__Task__: Here are some records; quote them exactly, leaving out the pictures.

• • • •

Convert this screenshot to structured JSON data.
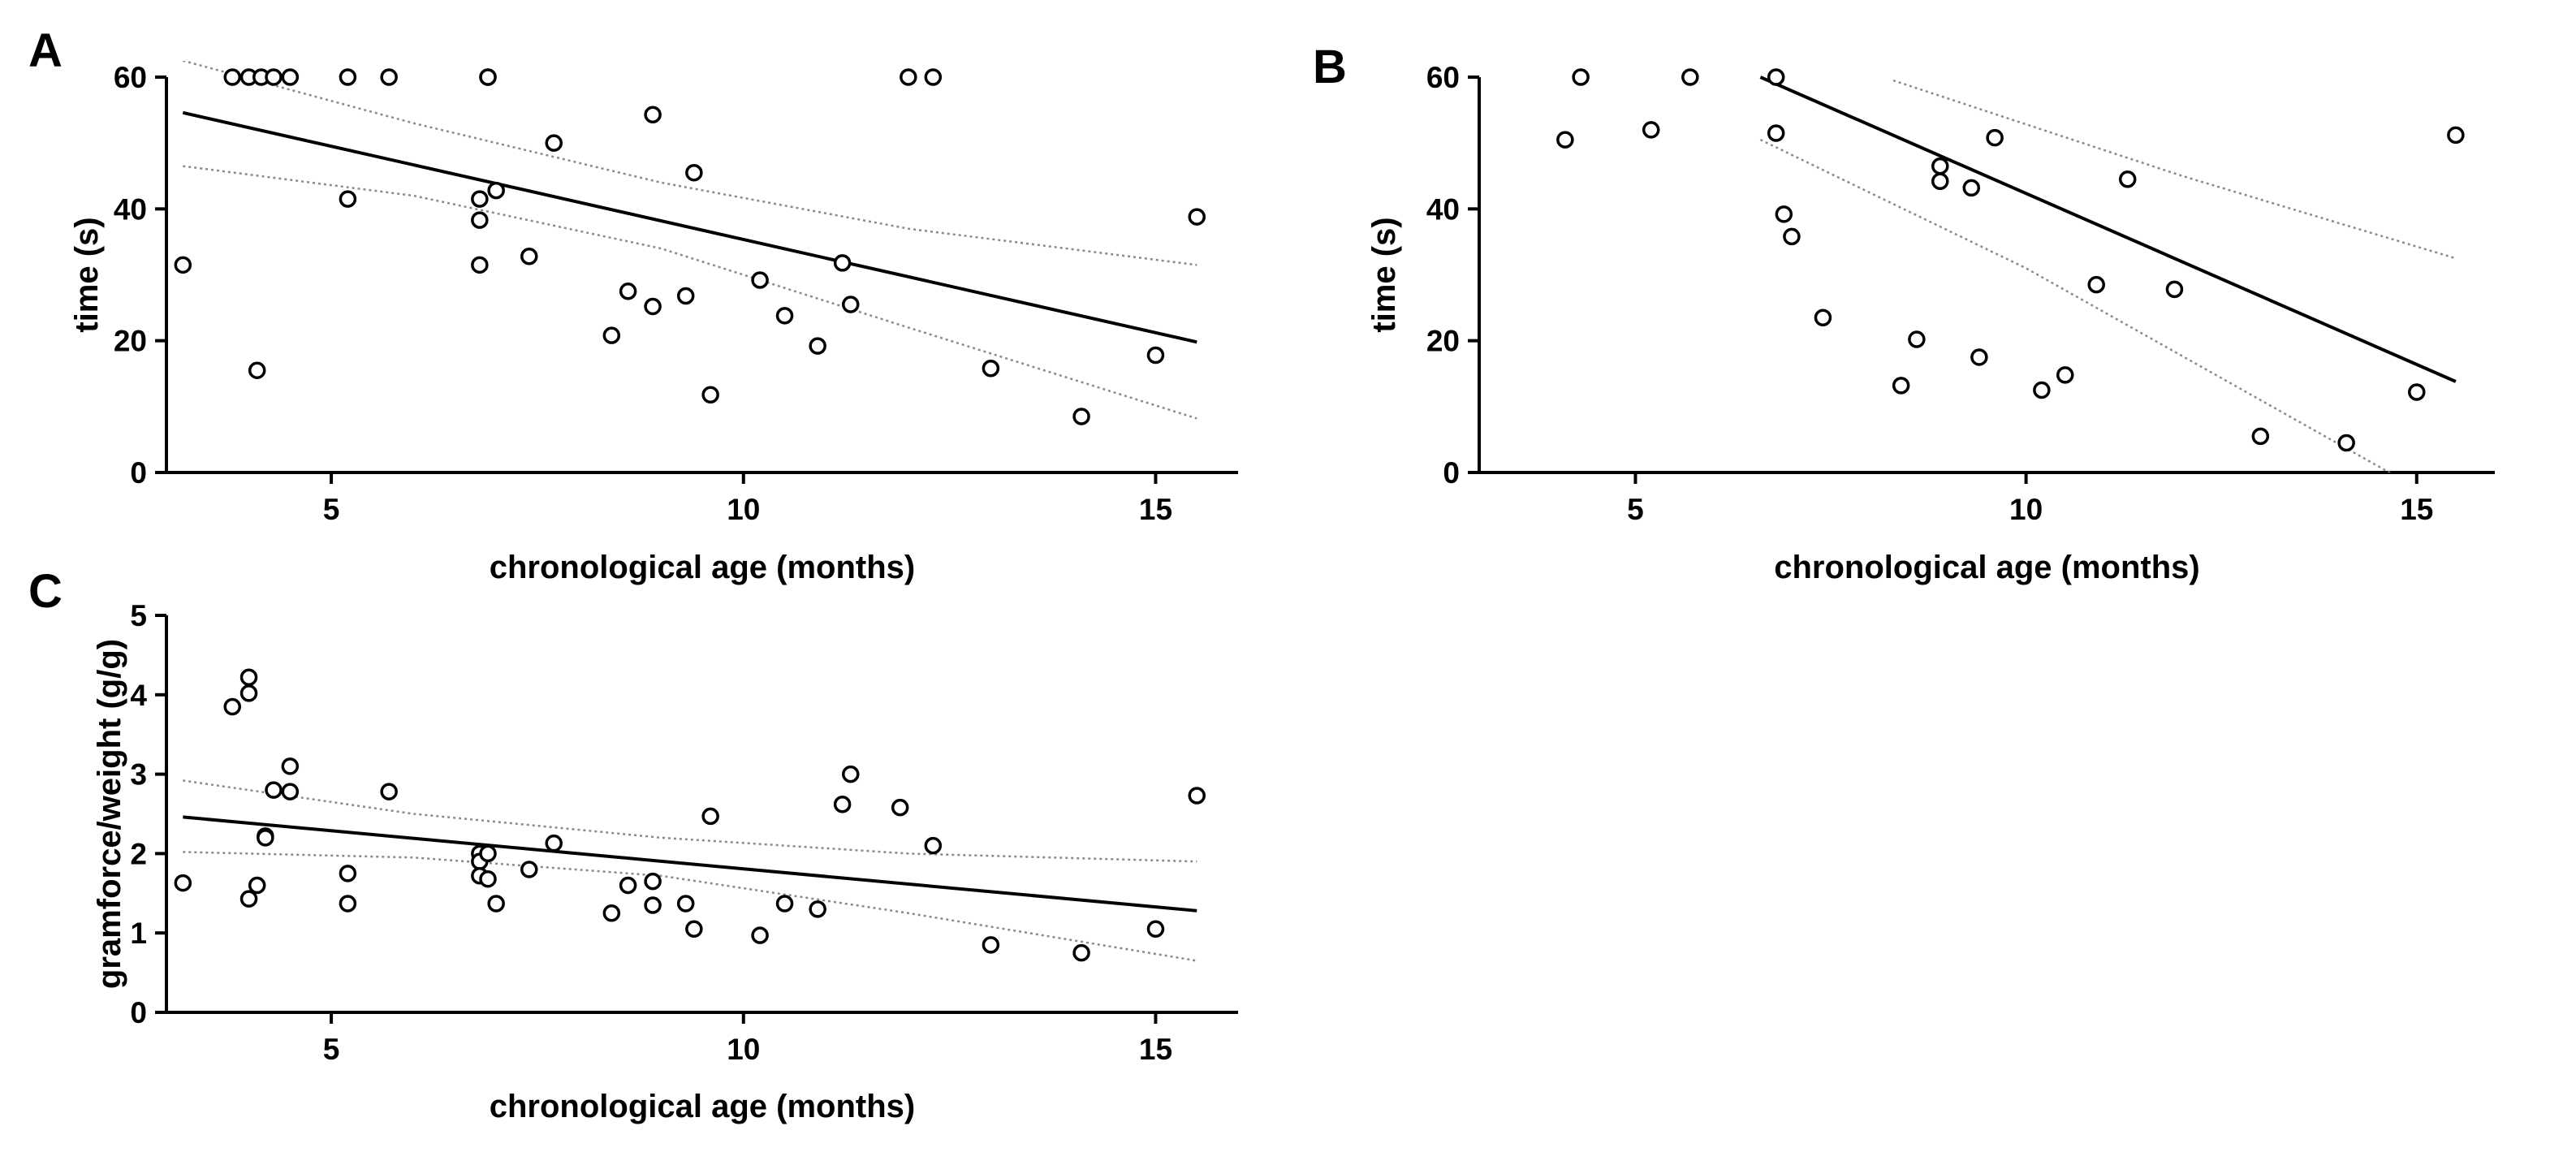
{
  "chart_data": [
    {
      "panel": "A",
      "type": "scatter",
      "title": "",
      "xlabel": "chronological age (months)",
      "ylabel": "time (s)",
      "xlim": [
        3,
        16
      ],
      "ylim": [
        0,
        60
      ],
      "xticks": [
        5,
        10,
        15
      ],
      "yticks": [
        0,
        20,
        40,
        60
      ],
      "points": [
        [
          3.2,
          31.5
        ],
        [
          3.8,
          60
        ],
        [
          4.0,
          60
        ],
        [
          4.15,
          60
        ],
        [
          4.3,
          60
        ],
        [
          4.5,
          60
        ],
        [
          4.1,
          15.5
        ],
        [
          5.2,
          60
        ],
        [
          5.2,
          41.5
        ],
        [
          5.7,
          60
        ],
        [
          6.9,
          60
        ],
        [
          6.9,
          60
        ],
        [
          6.8,
          41.5
        ],
        [
          6.8,
          38.3
        ],
        [
          6.8,
          31.5
        ],
        [
          7.0,
          42.8
        ],
        [
          7.4,
          32.8
        ],
        [
          7.7,
          50
        ],
        [
          8.4,
          20.8
        ],
        [
          8.6,
          27.5
        ],
        [
          8.9,
          54.3
        ],
        [
          8.9,
          25.2
        ],
        [
          9.3,
          26.8
        ],
        [
          9.4,
          45.5
        ],
        [
          9.6,
          11.8
        ],
        [
          10.2,
          29.2
        ],
        [
          10.5,
          23.8
        ],
        [
          10.9,
          19.2
        ],
        [
          11.2,
          31.8
        ],
        [
          11.3,
          25.5
        ],
        [
          12.0,
          60
        ],
        [
          12.3,
          60
        ],
        [
          13.0,
          15.8
        ],
        [
          14.1,
          8.5
        ],
        [
          15.0,
          17.8
        ],
        [
          15.5,
          38.8
        ]
      ],
      "regression": {
        "x": [
          3.2,
          15.5
        ],
        "y": [
          54.6,
          19.8
        ]
      },
      "ci_upper": {
        "x": [
          3.2,
          6,
          9,
          12,
          15.5
        ],
        "y": [
          62.5,
          53,
          44,
          37,
          31.5
        ]
      },
      "ci_lower": {
        "x": [
          3.2,
          6,
          9,
          12,
          15.5
        ],
        "y": [
          46.5,
          42,
          34,
          22,
          8.2
        ]
      }
    },
    {
      "panel": "B",
      "type": "scatter",
      "title": "",
      "xlabel": "chronological age (months)",
      "ylabel": "time (s)",
      "xlim": [
        3,
        16
      ],
      "ylim": [
        0,
        60
      ],
      "xticks": [
        5,
        10,
        15
      ],
      "yticks": [
        0,
        20,
        40,
        60
      ],
      "points": [
        [
          4.1,
          50.5
        ],
        [
          4.3,
          60
        ],
        [
          5.2,
          52
        ],
        [
          5.7,
          60
        ],
        [
          6.8,
          60
        ],
        [
          6.8,
          51.5
        ],
        [
          6.9,
          39.2
        ],
        [
          7.0,
          35.8
        ],
        [
          7.4,
          23.5
        ],
        [
          8.4,
          13.2
        ],
        [
          8.6,
          20.2
        ],
        [
          8.9,
          46.5
        ],
        [
          8.9,
          44.2
        ],
        [
          9.3,
          43.2
        ],
        [
          9.4,
          17.5
        ],
        [
          9.6,
          50.8
        ],
        [
          10.2,
          12.5
        ],
        [
          10.5,
          14.8
        ],
        [
          10.9,
          28.5
        ],
        [
          11.3,
          44.5
        ],
        [
          11.9,
          27.8
        ],
        [
          13.0,
          5.5
        ],
        [
          14.1,
          4.5
        ],
        [
          15.0,
          12.2
        ],
        [
          15.5,
          51.2
        ]
      ],
      "regression": {
        "x": [
          6.6,
          15.5
        ],
        "y": [
          60,
          13.8
        ]
      },
      "ci_upper": {
        "x": [
          8.3,
          12,
          15.5
        ],
        "y": [
          59.5,
          45,
          32.5
        ]
      },
      "ci_lower": {
        "x": [
          6.6,
          10,
          14.8
        ],
        "y": [
          50.5,
          31,
          -1
        ]
      }
    },
    {
      "panel": "C",
      "type": "scatter",
      "title": "",
      "xlabel": "chronological age (months)",
      "ylabel": "gramforce/weight (g/g)",
      "xlim": [
        3,
        16
      ],
      "ylim": [
        0,
        5
      ],
      "xticks": [
        5,
        10,
        15
      ],
      "yticks": [
        0,
        1,
        2,
        3,
        4,
        5
      ],
      "points": [
        [
          3.2,
          1.63
        ],
        [
          3.8,
          3.85
        ],
        [
          4.0,
          4.02
        ],
        [
          4.0,
          4.22
        ],
        [
          4.0,
          1.43
        ],
        [
          4.1,
          1.6
        ],
        [
          4.2,
          2.22
        ],
        [
          4.2,
          2.2
        ],
        [
          4.3,
          2.8
        ],
        [
          4.5,
          3.1
        ],
        [
          4.5,
          2.78
        ],
        [
          5.2,
          1.75
        ],
        [
          5.2,
          1.37
        ],
        [
          5.7,
          2.78
        ],
        [
          6.8,
          2.0
        ],
        [
          6.8,
          1.9
        ],
        [
          6.8,
          1.72
        ],
        [
          6.9,
          2.0
        ],
        [
          6.9,
          1.68
        ],
        [
          7.0,
          1.37
        ],
        [
          7.4,
          1.8
        ],
        [
          7.7,
          2.13
        ],
        [
          8.4,
          1.25
        ],
        [
          8.6,
          1.6
        ],
        [
          8.9,
          1.35
        ],
        [
          8.9,
          1.65
        ],
        [
          9.3,
          1.37
        ],
        [
          9.4,
          1.05
        ],
        [
          9.6,
          2.47
        ],
        [
          10.2,
          0.97
        ],
        [
          10.5,
          1.37
        ],
        [
          10.9,
          1.3
        ],
        [
          11.2,
          2.62
        ],
        [
          11.3,
          3.0
        ],
        [
          11.9,
          2.58
        ],
        [
          12.3,
          2.1
        ],
        [
          13.0,
          0.85
        ],
        [
          14.1,
          0.75
        ],
        [
          15.0,
          1.05
        ],
        [
          15.5,
          2.73
        ]
      ],
      "regression": {
        "x": [
          3.2,
          15.5
        ],
        "y": [
          2.46,
          1.28
        ]
      },
      "ci_upper": {
        "x": [
          3.2,
          6,
          9,
          12,
          15.5
        ],
        "y": [
          2.92,
          2.5,
          2.2,
          2.0,
          1.9
        ]
      },
      "ci_lower": {
        "x": [
          3.2,
          6,
          9,
          12,
          15.5
        ],
        "y": [
          2.02,
          1.95,
          1.72,
          1.25,
          0.65
        ]
      }
    }
  ]
}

• • • •

__Complete response__:
Convert this screenshot to structured JSON data.
{
  "chart_data": [
    {
      "panel": "A",
      "type": "scatter",
      "title": "",
      "xlabel": "chronological age (months)",
      "ylabel": "time (s)",
      "xlim": [
        3,
        16
      ],
      "ylim": [
        0,
        60
      ],
      "xticks": [
        5,
        10,
        15
      ],
      "yticks": [
        0,
        20,
        40,
        60
      ],
      "points": [
        [
          3.2,
          31.5
        ],
        [
          3.8,
          60
        ],
        [
          4.0,
          60
        ],
        [
          4.15,
          60
        ],
        [
          4.3,
          60
        ],
        [
          4.5,
          60
        ],
        [
          4.1,
          15.5
        ],
        [
          5.2,
          60
        ],
        [
          5.2,
          41.5
        ],
        [
          5.7,
          60
        ],
        [
          6.9,
          60
        ],
        [
          6.9,
          60
        ],
        [
          6.8,
          41.5
        ],
        [
          6.8,
          38.3
        ],
        [
          6.8,
          31.5
        ],
        [
          7.0,
          42.8
        ],
        [
          7.4,
          32.8
        ],
        [
          7.7,
          50
        ],
        [
          8.4,
          20.8
        ],
        [
          8.6,
          27.5
        ],
        [
          8.9,
          54.3
        ],
        [
          8.9,
          25.2
        ],
        [
          9.3,
          26.8
        ],
        [
          9.4,
          45.5
        ],
        [
          9.6,
          11.8
        ],
        [
          10.2,
          29.2
        ],
        [
          10.5,
          23.8
        ],
        [
          10.9,
          19.2
        ],
        [
          11.2,
          31.8
        ],
        [
          11.3,
          25.5
        ],
        [
          12.0,
          60
        ],
        [
          12.3,
          60
        ],
        [
          13.0,
          15.8
        ],
        [
          14.1,
          8.5
        ],
        [
          15.0,
          17.8
        ],
        [
          15.5,
          38.8
        ]
      ],
      "regression": {
        "x": [
          3.2,
          15.5
        ],
        "y": [
          54.6,
          19.8
        ]
      },
      "ci_upper": {
        "x": [
          3.2,
          6,
          9,
          12,
          15.5
        ],
        "y": [
          62.5,
          53,
          44,
          37,
          31.5
        ]
      },
      "ci_lower": {
        "x": [
          3.2,
          6,
          9,
          12,
          15.5
        ],
        "y": [
          46.5,
          42,
          34,
          22,
          8.2
        ]
      }
    },
    {
      "panel": "B",
      "type": "scatter",
      "title": "",
      "xlabel": "chronological age (months)",
      "ylabel": "time (s)",
      "xlim": [
        3,
        16
      ],
      "ylim": [
        0,
        60
      ],
      "xticks": [
        5,
        10,
        15
      ],
      "yticks": [
        0,
        20,
        40,
        60
      ],
      "points": [
        [
          4.1,
          50.5
        ],
        [
          4.3,
          60
        ],
        [
          5.2,
          52
        ],
        [
          5.7,
          60
        ],
        [
          6.8,
          60
        ],
        [
          6.8,
          51.5
        ],
        [
          6.9,
          39.2
        ],
        [
          7.0,
          35.8
        ],
        [
          7.4,
          23.5
        ],
        [
          8.4,
          13.2
        ],
        [
          8.6,
          20.2
        ],
        [
          8.9,
          46.5
        ],
        [
          8.9,
          44.2
        ],
        [
          9.3,
          43.2
        ],
        [
          9.4,
          17.5
        ],
        [
          9.6,
          50.8
        ],
        [
          10.2,
          12.5
        ],
        [
          10.5,
          14.8
        ],
        [
          10.9,
          28.5
        ],
        [
          11.3,
          44.5
        ],
        [
          11.9,
          27.8
        ],
        [
          13.0,
          5.5
        ],
        [
          14.1,
          4.5
        ],
        [
          15.0,
          12.2
        ],
        [
          15.5,
          51.2
        ]
      ],
      "regression": {
        "x": [
          6.6,
          15.5
        ],
        "y": [
          60,
          13.8
        ]
      },
      "ci_upper": {
        "x": [
          8.3,
          12,
          15.5
        ],
        "y": [
          59.5,
          45,
          32.5
        ]
      },
      "ci_lower": {
        "x": [
          6.6,
          10,
          14.8
        ],
        "y": [
          50.5,
          31,
          -1
        ]
      }
    },
    {
      "panel": "C",
      "type": "scatter",
      "title": "",
      "xlabel": "chronological age (months)",
      "ylabel": "gramforce/weight (g/g)",
      "xlim": [
        3,
        16
      ],
      "ylim": [
        0,
        5
      ],
      "xticks": [
        5,
        10,
        15
      ],
      "yticks": [
        0,
        1,
        2,
        3,
        4,
        5
      ],
      "points": [
        [
          3.2,
          1.63
        ],
        [
          3.8,
          3.85
        ],
        [
          4.0,
          4.02
        ],
        [
          4.0,
          4.22
        ],
        [
          4.0,
          1.43
        ],
        [
          4.1,
          1.6
        ],
        [
          4.2,
          2.22
        ],
        [
          4.2,
          2.2
        ],
        [
          4.3,
          2.8
        ],
        [
          4.5,
          3.1
        ],
        [
          4.5,
          2.78
        ],
        [
          5.2,
          1.75
        ],
        [
          5.2,
          1.37
        ],
        [
          5.7,
          2.78
        ],
        [
          6.8,
          2.0
        ],
        [
          6.8,
          1.9
        ],
        [
          6.8,
          1.72
        ],
        [
          6.9,
          2.0
        ],
        [
          6.9,
          1.68
        ],
        [
          7.0,
          1.37
        ],
        [
          7.4,
          1.8
        ],
        [
          7.7,
          2.13
        ],
        [
          8.4,
          1.25
        ],
        [
          8.6,
          1.6
        ],
        [
          8.9,
          1.35
        ],
        [
          8.9,
          1.65
        ],
        [
          9.3,
          1.37
        ],
        [
          9.4,
          1.05
        ],
        [
          9.6,
          2.47
        ],
        [
          10.2,
          0.97
        ],
        [
          10.5,
          1.37
        ],
        [
          10.9,
          1.3
        ],
        [
          11.2,
          2.62
        ],
        [
          11.3,
          3.0
        ],
        [
          11.9,
          2.58
        ],
        [
          12.3,
          2.1
        ],
        [
          13.0,
          0.85
        ],
        [
          14.1,
          0.75
        ],
        [
          15.0,
          1.05
        ],
        [
          15.5,
          2.73
        ]
      ],
      "regression": {
        "x": [
          3.2,
          15.5
        ],
        "y": [
          2.46,
          1.28
        ]
      },
      "ci_upper": {
        "x": [
          3.2,
          6,
          9,
          12,
          15.5
        ],
        "y": [
          2.92,
          2.5,
          2.2,
          2.0,
          1.9
        ]
      },
      "ci_lower": {
        "x": [
          3.2,
          6,
          9,
          12,
          15.5
        ],
        "y": [
          2.02,
          1.95,
          1.72,
          1.25,
          0.65
        ]
      }
    }
  ]
}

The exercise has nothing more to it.